**EXERCISE DIRECTIONS:** From the listing below, pull out the lines that hold "Helen".
• • •
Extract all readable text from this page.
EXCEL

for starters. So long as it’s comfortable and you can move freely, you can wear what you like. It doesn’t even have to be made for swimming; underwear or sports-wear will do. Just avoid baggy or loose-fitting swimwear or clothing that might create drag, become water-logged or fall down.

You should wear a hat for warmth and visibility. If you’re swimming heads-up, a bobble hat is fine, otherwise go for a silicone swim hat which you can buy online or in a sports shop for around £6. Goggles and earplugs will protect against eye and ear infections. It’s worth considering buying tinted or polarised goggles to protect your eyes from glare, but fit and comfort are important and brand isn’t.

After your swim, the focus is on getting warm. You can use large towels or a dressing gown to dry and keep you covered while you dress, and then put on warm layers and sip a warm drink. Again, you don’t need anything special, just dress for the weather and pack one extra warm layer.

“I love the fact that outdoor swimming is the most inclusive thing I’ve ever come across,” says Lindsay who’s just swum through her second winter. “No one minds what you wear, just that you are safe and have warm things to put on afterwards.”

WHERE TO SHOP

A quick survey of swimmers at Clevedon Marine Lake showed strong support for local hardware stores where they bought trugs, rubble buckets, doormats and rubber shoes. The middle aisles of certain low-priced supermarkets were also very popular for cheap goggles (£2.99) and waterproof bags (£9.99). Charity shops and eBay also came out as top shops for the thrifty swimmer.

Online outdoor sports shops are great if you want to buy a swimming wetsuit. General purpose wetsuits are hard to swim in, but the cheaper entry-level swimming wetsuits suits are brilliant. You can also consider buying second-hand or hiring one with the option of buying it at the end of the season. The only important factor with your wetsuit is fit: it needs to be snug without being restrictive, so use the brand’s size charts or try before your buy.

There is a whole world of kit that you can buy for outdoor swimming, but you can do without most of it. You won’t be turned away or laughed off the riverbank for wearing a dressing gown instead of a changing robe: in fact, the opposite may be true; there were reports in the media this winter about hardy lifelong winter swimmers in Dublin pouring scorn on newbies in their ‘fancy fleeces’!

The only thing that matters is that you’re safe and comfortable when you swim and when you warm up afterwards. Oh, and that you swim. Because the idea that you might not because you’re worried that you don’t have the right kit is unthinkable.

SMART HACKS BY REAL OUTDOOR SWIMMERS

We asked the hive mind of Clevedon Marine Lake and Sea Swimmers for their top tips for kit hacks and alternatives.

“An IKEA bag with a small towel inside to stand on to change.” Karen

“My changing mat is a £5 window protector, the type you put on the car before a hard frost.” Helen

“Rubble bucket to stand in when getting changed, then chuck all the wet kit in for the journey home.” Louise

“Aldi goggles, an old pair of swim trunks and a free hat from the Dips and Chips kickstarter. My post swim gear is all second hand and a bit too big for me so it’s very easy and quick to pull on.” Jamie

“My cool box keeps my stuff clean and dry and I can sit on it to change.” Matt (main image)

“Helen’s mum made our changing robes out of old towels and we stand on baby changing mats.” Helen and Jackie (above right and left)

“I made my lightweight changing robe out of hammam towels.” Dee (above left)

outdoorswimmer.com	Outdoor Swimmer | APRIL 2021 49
• • •
**RESPONSE:**
“My changing mat is a £5 window protector, the type you put on the car before a hard frost.” Helen
“Helen’s mum made our changing robes out of old towels and we stand on baby changing mats.” Helen and Jackie (above right and left)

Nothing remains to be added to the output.